─── TASK MATERIAL ───

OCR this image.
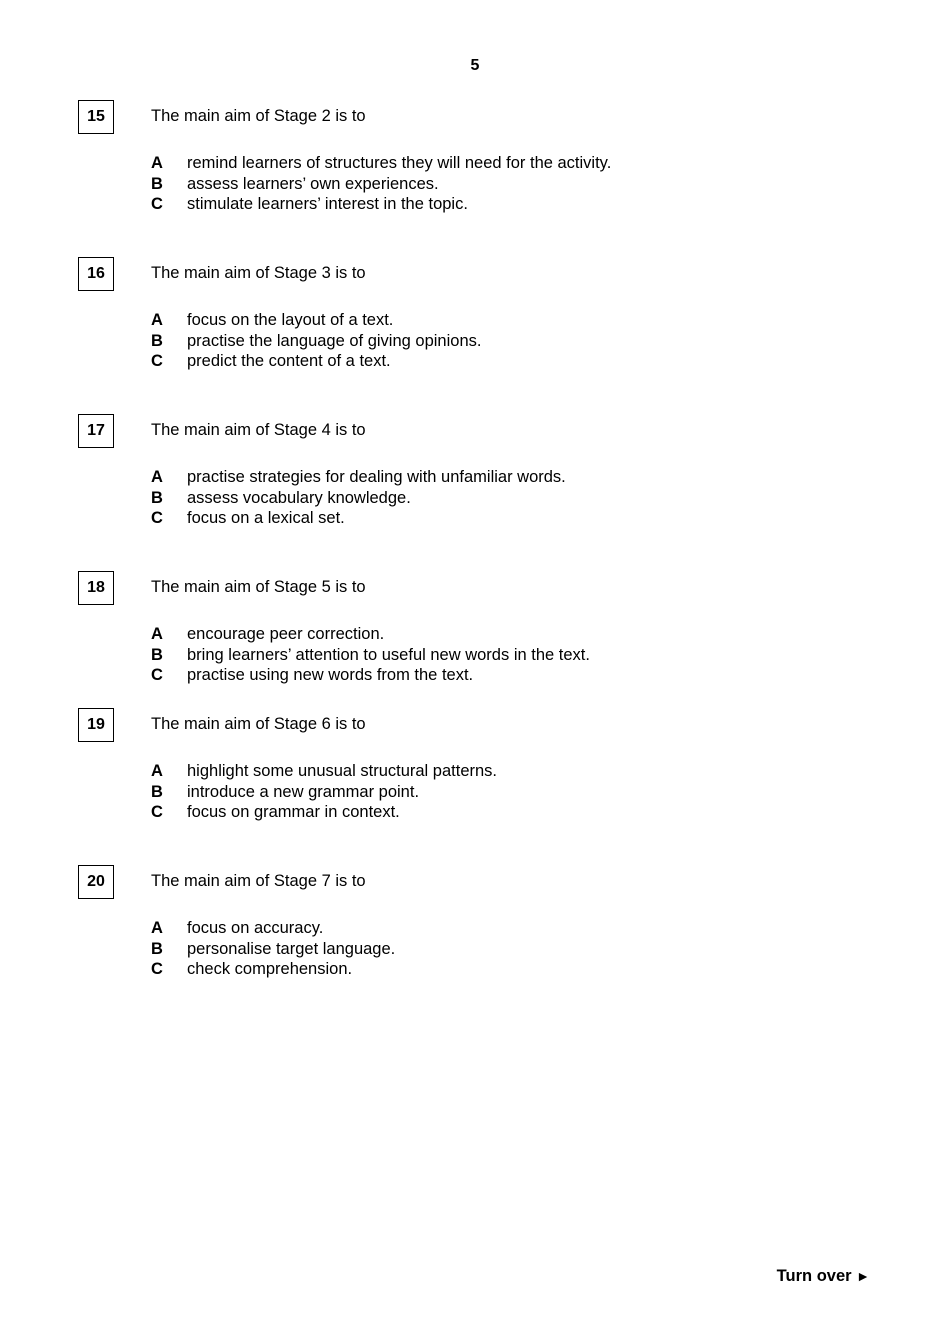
5
15	The main aim of Stage 2 is to
A	remind learners of structures they will need for the activity.
B	assess learners’ own experiences.
C	stimulate learners’ interest in the topic.
16	The main aim of Stage 3 is to
A	focus on the layout of a text.
B	practise the language of giving opinions.
C	predict the content of a text.
17	The main aim of Stage 4 is to
A	practise strategies for dealing with unfamiliar words.
B	assess vocabulary knowledge.
C	focus on a lexical set.
18	The main aim of Stage 5 is to
A	encourage peer correction.
B	bring learners’ attention to useful new words in the text.
C	practise using new words from the text.
19	The main aim of Stage 6 is to
A	highlight some unusual structural patterns.
B	introduce a new grammar point.
C	focus on grammar in context.
20	The main aim of Stage 7 is to
A	focus on accuracy.
B	personalise target language.
C	check comprehension.
Turn over ►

───

JOB —
Say only how many lines in the records carry the word "assess".

COMPLETED TASK —
2